'''

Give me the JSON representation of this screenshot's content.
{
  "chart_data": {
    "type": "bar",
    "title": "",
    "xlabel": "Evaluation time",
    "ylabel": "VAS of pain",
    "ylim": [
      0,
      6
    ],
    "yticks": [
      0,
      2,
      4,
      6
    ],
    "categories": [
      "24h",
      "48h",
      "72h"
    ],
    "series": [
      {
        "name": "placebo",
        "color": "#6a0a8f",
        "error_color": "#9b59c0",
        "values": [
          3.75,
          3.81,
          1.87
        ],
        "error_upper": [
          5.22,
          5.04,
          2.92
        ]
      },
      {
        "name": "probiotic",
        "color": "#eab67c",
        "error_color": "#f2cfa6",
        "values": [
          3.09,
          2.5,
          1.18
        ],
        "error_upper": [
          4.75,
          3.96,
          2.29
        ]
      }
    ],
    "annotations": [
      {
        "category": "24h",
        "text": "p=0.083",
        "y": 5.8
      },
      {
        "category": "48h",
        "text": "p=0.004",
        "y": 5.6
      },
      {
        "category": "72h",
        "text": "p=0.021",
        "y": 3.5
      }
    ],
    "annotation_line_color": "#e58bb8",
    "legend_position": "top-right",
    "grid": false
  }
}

'''
'''

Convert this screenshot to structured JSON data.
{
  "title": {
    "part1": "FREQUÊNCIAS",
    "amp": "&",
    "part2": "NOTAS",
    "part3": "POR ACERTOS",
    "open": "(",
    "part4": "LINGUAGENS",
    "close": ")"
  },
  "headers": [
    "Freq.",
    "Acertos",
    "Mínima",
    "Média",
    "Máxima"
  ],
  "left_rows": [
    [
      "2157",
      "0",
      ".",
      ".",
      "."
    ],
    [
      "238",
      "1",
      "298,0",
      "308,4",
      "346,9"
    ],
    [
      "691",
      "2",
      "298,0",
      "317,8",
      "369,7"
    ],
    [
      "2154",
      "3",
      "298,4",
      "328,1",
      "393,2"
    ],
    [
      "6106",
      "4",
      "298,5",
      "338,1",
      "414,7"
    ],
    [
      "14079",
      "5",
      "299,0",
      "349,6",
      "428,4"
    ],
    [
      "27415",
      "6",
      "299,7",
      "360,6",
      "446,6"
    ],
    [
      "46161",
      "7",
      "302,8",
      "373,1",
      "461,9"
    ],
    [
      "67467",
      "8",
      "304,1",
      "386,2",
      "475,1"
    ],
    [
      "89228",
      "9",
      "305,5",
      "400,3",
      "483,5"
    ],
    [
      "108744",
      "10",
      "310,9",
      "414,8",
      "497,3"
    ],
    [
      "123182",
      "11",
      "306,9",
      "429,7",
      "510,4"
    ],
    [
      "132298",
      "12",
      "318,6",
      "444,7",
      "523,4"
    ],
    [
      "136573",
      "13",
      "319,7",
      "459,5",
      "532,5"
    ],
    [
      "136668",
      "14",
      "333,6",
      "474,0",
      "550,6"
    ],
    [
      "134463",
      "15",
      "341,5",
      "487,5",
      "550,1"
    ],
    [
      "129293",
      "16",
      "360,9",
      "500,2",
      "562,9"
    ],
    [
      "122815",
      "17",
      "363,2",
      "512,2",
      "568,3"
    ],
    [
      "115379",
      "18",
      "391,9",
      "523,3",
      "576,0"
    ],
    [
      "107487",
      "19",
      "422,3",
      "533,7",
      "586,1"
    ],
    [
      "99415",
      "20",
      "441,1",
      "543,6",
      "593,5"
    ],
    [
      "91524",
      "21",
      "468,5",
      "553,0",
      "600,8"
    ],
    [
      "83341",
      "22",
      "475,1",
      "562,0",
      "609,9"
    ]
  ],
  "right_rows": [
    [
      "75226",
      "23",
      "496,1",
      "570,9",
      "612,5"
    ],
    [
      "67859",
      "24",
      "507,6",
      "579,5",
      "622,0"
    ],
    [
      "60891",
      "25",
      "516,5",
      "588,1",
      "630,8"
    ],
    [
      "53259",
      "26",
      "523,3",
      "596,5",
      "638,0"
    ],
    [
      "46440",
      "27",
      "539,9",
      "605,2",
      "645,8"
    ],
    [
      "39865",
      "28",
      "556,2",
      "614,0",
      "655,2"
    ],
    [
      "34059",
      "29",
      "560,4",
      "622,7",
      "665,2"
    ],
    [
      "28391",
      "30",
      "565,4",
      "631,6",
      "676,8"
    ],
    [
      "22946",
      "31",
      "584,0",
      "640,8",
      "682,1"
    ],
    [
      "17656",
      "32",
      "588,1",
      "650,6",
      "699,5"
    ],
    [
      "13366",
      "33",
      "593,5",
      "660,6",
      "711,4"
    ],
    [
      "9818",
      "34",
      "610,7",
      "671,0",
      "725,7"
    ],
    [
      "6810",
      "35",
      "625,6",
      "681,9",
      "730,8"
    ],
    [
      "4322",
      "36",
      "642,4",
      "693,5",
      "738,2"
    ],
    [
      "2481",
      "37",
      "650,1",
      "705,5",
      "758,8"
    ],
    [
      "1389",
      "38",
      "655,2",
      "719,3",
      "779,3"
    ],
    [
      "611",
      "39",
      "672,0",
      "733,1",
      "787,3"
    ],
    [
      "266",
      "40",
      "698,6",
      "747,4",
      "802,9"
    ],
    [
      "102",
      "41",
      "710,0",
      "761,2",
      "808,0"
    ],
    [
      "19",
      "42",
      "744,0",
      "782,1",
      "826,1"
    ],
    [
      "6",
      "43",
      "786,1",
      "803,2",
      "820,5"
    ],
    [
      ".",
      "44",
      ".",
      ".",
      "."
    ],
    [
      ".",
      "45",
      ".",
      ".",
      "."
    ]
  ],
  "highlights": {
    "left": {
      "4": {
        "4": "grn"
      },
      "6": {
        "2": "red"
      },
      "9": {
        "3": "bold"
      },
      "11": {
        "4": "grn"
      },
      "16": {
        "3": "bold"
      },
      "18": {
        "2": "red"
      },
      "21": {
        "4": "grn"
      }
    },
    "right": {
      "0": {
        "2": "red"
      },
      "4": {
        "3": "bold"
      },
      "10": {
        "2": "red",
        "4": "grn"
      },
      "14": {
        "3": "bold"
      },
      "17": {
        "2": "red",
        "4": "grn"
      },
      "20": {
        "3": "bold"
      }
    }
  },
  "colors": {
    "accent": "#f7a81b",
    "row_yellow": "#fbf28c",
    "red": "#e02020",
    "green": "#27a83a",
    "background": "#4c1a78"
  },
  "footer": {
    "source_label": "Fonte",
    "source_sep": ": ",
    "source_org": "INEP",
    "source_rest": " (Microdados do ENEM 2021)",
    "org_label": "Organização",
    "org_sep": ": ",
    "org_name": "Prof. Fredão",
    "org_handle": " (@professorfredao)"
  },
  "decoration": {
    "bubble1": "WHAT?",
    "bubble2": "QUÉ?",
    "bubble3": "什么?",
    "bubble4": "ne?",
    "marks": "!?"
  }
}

'''
'''

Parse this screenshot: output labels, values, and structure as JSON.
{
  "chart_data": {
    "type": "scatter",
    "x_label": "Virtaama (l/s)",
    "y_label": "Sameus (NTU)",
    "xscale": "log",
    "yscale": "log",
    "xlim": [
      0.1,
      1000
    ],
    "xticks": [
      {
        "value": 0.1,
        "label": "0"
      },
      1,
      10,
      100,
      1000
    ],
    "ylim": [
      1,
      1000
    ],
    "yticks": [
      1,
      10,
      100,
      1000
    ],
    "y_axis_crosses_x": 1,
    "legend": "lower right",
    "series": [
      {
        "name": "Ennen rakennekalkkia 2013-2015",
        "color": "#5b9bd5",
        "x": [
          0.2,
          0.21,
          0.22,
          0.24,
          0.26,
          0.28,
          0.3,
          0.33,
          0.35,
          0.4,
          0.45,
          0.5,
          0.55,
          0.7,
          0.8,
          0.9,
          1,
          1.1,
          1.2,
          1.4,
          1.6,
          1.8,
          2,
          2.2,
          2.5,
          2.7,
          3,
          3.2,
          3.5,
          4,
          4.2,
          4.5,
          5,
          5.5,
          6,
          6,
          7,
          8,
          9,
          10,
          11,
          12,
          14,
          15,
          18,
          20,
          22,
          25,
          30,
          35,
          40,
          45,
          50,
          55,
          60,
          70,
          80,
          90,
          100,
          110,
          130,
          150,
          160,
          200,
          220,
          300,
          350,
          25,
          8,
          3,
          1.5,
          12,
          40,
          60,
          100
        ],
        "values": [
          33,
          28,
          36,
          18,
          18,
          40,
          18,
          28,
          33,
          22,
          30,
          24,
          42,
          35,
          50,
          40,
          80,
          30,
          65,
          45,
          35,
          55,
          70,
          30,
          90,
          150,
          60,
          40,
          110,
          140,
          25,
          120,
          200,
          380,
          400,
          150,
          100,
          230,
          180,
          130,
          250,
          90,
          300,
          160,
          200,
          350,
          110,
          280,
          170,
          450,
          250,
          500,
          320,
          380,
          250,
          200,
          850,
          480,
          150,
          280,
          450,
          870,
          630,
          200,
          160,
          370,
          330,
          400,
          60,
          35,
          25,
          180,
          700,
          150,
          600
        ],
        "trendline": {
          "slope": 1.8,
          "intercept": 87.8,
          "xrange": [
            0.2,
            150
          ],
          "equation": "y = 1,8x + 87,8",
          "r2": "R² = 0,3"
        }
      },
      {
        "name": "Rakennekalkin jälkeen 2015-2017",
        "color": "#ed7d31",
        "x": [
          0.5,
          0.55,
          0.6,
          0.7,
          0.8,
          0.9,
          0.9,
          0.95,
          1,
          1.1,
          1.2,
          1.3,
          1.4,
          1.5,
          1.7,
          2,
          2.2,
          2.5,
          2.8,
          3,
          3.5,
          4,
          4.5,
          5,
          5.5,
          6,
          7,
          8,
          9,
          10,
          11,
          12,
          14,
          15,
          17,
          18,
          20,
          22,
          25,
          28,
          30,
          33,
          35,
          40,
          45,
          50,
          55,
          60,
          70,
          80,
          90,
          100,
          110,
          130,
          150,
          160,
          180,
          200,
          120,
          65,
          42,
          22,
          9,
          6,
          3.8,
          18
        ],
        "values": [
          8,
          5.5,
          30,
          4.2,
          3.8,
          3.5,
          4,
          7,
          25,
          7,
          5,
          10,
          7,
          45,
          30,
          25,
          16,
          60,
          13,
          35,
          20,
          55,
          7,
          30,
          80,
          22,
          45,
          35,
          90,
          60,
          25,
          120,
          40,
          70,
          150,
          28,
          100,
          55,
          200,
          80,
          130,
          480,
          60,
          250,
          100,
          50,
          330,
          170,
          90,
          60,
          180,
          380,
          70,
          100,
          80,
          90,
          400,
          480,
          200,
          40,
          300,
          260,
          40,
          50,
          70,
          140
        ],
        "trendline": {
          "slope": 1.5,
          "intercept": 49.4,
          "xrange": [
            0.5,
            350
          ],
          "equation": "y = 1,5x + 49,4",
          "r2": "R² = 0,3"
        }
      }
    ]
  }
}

'''

» **EXERCISE INSTRUCTIONS**
Pick out the lines containing the string "this".

» **SOLUTION BELOW**
Give me the JSON representation of this screenshot's content.
Convert this screenshot to structured JSON data.
Parse this screenshot: output labels, values, and structure as JSON.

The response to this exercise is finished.